**PROBLEM TO WORK ON**
Your answer must be an exact copy of the data below.

**EXTRACTED ENTRIES**
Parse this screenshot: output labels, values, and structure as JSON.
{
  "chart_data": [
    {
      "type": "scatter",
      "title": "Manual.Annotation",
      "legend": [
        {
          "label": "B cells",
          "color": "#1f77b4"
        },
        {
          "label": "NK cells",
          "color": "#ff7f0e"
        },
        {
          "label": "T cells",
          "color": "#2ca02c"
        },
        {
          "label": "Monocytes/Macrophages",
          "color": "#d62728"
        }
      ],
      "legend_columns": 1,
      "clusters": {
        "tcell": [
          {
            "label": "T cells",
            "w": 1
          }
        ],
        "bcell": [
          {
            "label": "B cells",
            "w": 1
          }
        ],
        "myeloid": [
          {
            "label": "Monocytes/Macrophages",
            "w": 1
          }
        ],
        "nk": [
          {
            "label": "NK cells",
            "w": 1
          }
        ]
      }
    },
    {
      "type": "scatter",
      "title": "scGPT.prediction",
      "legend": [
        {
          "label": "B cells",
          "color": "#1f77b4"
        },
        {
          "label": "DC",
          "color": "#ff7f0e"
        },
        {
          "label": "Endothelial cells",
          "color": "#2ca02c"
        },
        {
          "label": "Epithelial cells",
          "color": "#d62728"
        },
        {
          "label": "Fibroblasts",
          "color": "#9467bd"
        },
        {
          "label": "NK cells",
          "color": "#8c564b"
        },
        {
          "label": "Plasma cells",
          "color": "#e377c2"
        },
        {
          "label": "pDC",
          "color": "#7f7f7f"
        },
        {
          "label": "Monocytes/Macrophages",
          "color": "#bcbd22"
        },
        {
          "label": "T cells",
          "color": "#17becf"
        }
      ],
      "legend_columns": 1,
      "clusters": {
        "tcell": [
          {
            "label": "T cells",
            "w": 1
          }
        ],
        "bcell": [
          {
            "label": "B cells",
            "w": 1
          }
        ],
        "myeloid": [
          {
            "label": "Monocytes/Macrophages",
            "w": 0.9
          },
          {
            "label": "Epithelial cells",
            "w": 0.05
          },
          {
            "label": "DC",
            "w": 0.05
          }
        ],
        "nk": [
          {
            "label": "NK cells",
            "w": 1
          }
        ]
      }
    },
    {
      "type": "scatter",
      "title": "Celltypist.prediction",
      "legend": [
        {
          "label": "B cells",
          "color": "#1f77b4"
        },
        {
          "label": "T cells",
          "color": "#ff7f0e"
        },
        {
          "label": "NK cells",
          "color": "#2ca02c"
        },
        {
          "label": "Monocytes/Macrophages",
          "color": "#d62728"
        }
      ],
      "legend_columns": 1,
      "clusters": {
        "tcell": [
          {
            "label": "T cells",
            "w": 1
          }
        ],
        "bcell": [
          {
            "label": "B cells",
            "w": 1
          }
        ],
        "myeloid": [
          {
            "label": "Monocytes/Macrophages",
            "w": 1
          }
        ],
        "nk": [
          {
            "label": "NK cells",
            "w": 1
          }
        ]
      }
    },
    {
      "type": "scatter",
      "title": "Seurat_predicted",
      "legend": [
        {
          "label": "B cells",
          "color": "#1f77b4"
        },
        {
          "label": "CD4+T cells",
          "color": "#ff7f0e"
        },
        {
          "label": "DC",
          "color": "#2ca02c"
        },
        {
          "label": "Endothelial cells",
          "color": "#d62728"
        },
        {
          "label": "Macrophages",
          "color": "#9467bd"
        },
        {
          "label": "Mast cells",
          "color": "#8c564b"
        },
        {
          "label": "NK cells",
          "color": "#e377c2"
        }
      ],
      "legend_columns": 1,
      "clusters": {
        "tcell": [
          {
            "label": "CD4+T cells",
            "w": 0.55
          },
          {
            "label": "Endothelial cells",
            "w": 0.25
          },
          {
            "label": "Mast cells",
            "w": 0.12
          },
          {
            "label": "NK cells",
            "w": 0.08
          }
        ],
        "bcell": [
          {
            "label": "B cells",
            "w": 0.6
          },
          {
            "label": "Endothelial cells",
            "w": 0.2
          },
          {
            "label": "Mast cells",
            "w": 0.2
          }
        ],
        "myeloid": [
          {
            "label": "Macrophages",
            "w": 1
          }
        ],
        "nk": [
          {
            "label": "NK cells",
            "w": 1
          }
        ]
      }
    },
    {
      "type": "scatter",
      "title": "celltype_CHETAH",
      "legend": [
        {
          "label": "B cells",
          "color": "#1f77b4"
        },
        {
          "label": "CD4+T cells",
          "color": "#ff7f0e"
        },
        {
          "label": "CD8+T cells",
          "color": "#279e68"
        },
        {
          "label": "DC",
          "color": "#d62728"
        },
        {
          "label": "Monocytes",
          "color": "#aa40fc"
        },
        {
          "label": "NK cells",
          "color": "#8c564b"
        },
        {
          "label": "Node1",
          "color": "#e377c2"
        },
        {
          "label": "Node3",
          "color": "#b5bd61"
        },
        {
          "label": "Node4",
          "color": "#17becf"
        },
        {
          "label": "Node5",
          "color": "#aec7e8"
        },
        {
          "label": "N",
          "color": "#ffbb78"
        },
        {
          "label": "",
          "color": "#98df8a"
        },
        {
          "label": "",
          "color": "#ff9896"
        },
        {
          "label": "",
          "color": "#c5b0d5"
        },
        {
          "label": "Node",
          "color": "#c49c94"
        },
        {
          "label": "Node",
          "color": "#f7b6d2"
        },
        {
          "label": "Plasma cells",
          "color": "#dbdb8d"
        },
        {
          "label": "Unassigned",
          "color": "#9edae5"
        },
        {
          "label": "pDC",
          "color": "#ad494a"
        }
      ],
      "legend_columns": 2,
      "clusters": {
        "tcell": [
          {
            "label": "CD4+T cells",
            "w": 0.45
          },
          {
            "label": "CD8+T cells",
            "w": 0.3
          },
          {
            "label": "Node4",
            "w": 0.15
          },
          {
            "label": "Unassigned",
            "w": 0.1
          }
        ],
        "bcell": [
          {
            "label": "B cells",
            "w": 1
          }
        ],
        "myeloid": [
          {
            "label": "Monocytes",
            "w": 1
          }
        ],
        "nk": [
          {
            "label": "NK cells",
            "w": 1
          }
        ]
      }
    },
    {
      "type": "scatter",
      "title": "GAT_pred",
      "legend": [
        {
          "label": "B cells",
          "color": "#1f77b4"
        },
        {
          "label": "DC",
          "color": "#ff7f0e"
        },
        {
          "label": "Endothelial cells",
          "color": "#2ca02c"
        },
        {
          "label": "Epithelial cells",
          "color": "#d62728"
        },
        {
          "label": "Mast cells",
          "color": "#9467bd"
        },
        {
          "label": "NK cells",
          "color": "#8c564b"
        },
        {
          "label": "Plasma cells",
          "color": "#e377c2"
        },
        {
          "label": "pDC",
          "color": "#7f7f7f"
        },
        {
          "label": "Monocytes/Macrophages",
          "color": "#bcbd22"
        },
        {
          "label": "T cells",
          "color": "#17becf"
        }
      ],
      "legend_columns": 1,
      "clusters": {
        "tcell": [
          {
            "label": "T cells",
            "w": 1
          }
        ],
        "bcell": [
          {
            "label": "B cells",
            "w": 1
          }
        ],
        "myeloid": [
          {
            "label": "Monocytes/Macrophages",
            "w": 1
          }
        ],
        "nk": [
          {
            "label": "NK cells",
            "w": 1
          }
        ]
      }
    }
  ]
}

**SOLVED EXERCISE**
Parse this screenshot: output labels, values, and structure as JSON.
{
  "chart_data": [
    {
      "type": "scatter",
      "title": "Manual.Annotation",
      "legend": [
        {
          "label": "B cells",
          "color": "#1f77b4"
        },
        {
          "label": "NK cells",
          "color": "#ff7f0e"
        },
        {
          "label": "T cells",
          "color": "#2ca02c"
        },
        {
          "label": "Monocytes/Macrophages",
          "color": "#d62728"
        }
      ],
      "legend_columns": 1,
      "clusters": {
        "tcell": [
          {
            "label": "T cells",
            "w": 1
          }
        ],
        "bcell": [
          {
            "label": "B cells",
            "w": 1
          }
        ],
        "myeloid": [
          {
            "label": "Monocytes/Macrophages",
            "w": 1
          }
        ],
        "nk": [
          {
            "label": "NK cells",
            "w": 1
          }
        ]
      }
    },
    {
      "type": "scatter",
      "title": "scGPT.prediction",
      "legend": [
        {
          "label": "B cells",
          "color": "#1f77b4"
        },
        {
          "label": "DC",
          "color": "#ff7f0e"
        },
        {
          "label": "Endothelial cells",
          "color": "#2ca02c"
        },
        {
          "label": "Epithelial cells",
          "color": "#d62728"
        },
        {
          "label": "Fibroblasts",
          "color": "#9467bd"
        },
        {
          "label": "NK cells",
          "color": "#8c564b"
        },
        {
          "label": "Plasma cells",
          "color": "#e377c2"
        },
        {
          "label": "pDC",
          "color": "#7f7f7f"
        },
        {
          "label": "Monocytes/Macrophages",
          "color": "#bcbd22"
        },
        {
          "label": "T cells",
          "color": "#17becf"
        }
      ],
      "legend_columns": 1,
      "clusters": {
        "tcell": [
          {
            "label": "T cells",
            "w": 1
          }
        ],
        "bcell": [
          {
            "label": "B cells",
            "w": 1
          }
        ],
        "myeloid": [
          {
            "label": "Monocytes/Macrophages",
            "w": 0.9
          },
          {
            "label": "Epithelial cells",
            "w": 0.05
          },
          {
            "label": "DC",
            "w": 0.05
          }
        ],
        "nk": [
          {
            "label": "NK cells",
            "w": 1
          }
        ]
      }
    },
    {
      "type": "scatter",
      "title": "Celltypist.prediction",
      "legend": [
        {
          "label": "B cells",
          "color": "#1f77b4"
        },
        {
          "label": "T cells",
          "color": "#ff7f0e"
        },
        {
          "label": "NK cells",
          "color": "#2ca02c"
        },
        {
          "label": "Monocytes/Macrophages",
          "color": "#d62728"
        }
      ],
      "legend_columns": 1,
      "clusters": {
        "tcell": [
          {
            "label": "T cells",
            "w": 1
          }
        ],
        "bcell": [
          {
            "label": "B cells",
            "w": 1
          }
        ],
        "myeloid": [
          {
            "label": "Monocytes/Macrophages",
            "w": 1
          }
        ],
        "nk": [
          {
            "label": "NK cells",
            "w": 1
          }
        ]
      }
    },
    {
      "type": "scatter",
      "title": "Seurat_predicted",
      "legend": [
        {
          "label": "B cells",
          "color": "#1f77b4"
        },
        {
          "label": "CD4+T cells",
          "color": "#ff7f0e"
        },
        {
          "label": "DC",
          "color": "#2ca02c"
        },
        {
          "label": "Endothelial cells",
          "color": "#d62728"
        },
        {
          "label": "Macrophages",
          "color": "#9467bd"
        },
        {
          "label": "Mast cells",
          "color": "#8c564b"
        },
        {
          "label": "NK cells",
          "color": "#e377c2"
        }
      ],
      "legend_columns": 1,
      "clusters": {
        "tcell": [
          {
            "label": "CD4+T cells",
            "w": 0.55
          },
          {
            "label": "Endothelial cells",
            "w": 0.25
          },
          {
            "label": "Mast cells",
            "w": 0.12
          },
          {
            "label": "NK cells",
            "w": 0.08
          }
        ],
        "bcell": [
          {
            "label": "B cells",
            "w": 0.6
          },
          {
            "label": "Endothelial cells",
            "w": 0.2
          },
          {
            "label": "Mast cells",
            "w": 0.2
          }
        ],
        "myeloid": [
          {
            "label": "Macrophages",
            "w": 1
          }
        ],
        "nk": [
          {
            "label": "NK cells",
            "w": 1
          }
        ]
      }
    },
    {
      "type": "scatter",
      "title": "celltype_CHETAH",
      "legend": [
        {
          "label": "B cells",
          "color": "#1f77b4"
        },
        {
          "label": "CD4+T cells",
          "color": "#ff7f0e"
        },
        {
          "label": "CD8+T cells",
          "color": "#279e68"
        },
        {
          "label": "DC",
          "color": "#d62728"
        },
        {
          "label": "Monocytes",
          "color": "#aa40fc"
        },
        {
          "label": "NK cells",
          "color": "#8c564b"
        },
        {
          "label": "Node1",
          "color": "#e377c2"
        },
        {
          "label": "Node3",
          "color": "#b5bd61"
        },
        {
          "label": "Node4",
          "color": "#17becf"
        },
        {
          "label": "Node5",
          "color": "#aec7e8"
        },
        {
          "label": "N",
          "color": "#ffbb78"
        },
        {
          "label": "",
          "color": "#98df8a"
        },
        {
          "label": "",
          "color": "#ff9896"
        },
        {
          "label": "",
          "color": "#c5b0d5"
        },
        {
          "label": "Node",
          "color": "#c49c94"
        },
        {
          "label": "Node",
          "color": "#f7b6d2"
        },
        {
          "label": "Plasma cells",
          "color": "#dbdb8d"
        },
        {
          "label": "Unassigned",
          "color": "#9edae5"
        },
        {
          "label": "pDC",
          "color": "#ad494a"
        }
      ],
      "legend_columns": 2,
      "clusters": {
        "tcell": [
          {
            "label": "CD4+T cells",
            "w": 0.45
          },
          {
            "label": "CD8+T cells",
            "w": 0.3
          },
          {
            "label": "Node4",
            "w": 0.15
          },
          {
            "label": "Unassigned",
            "w": 0.1
          }
        ],
        "bcell": [
          {
            "label": "B cells",
            "w": 1
          }
        ],
        "myeloid": [
          {
            "label": "Monocytes",
            "w": 1
          }
        ],
        "nk": [
          {
            "label": "NK cells",
            "w": 1
          }
        ]
      }
    },
    {
      "type": "scatter",
      "title": "GAT_pred",
      "legend": [
        {
          "label": "B cells",
          "color": "#1f77b4"
        },
        {
          "label": "DC",
          "color": "#ff7f0e"
        },
        {
          "label": "Endothelial cells",
          "color": "#2ca02c"
        },
        {
          "label": "Epithelial cells",
          "color": "#d62728"
        },
        {
          "label": "Mast cells",
          "color": "#9467bd"
        },
        {
          "label": "NK cells",
          "color": "#8c564b"
        },
        {
          "label": "Plasma cells",
          "color": "#e377c2"
        },
        {
          "label": "pDC",
          "color": "#7f7f7f"
        },
        {
          "label": "Monocytes/Macrophages",
          "color": "#bcbd22"
        },
        {
          "label": "T cells",
          "color": "#17becf"
        }
      ],
      "legend_columns": 1,
      "clusters": {
        "tcell": [
          {
            "label": "T cells",
            "w": 1
          }
        ],
        "bcell": [
          {
            "label": "B cells",
            "w": 1
          }
        ],
        "myeloid": [
          {
            "label": "Monocytes/Macrophages",
            "w": 1
          }
        ],
        "nk": [
          {
            "label": "NK cells",
            "w": 1
          }
        ]
      }
    }
  ]
}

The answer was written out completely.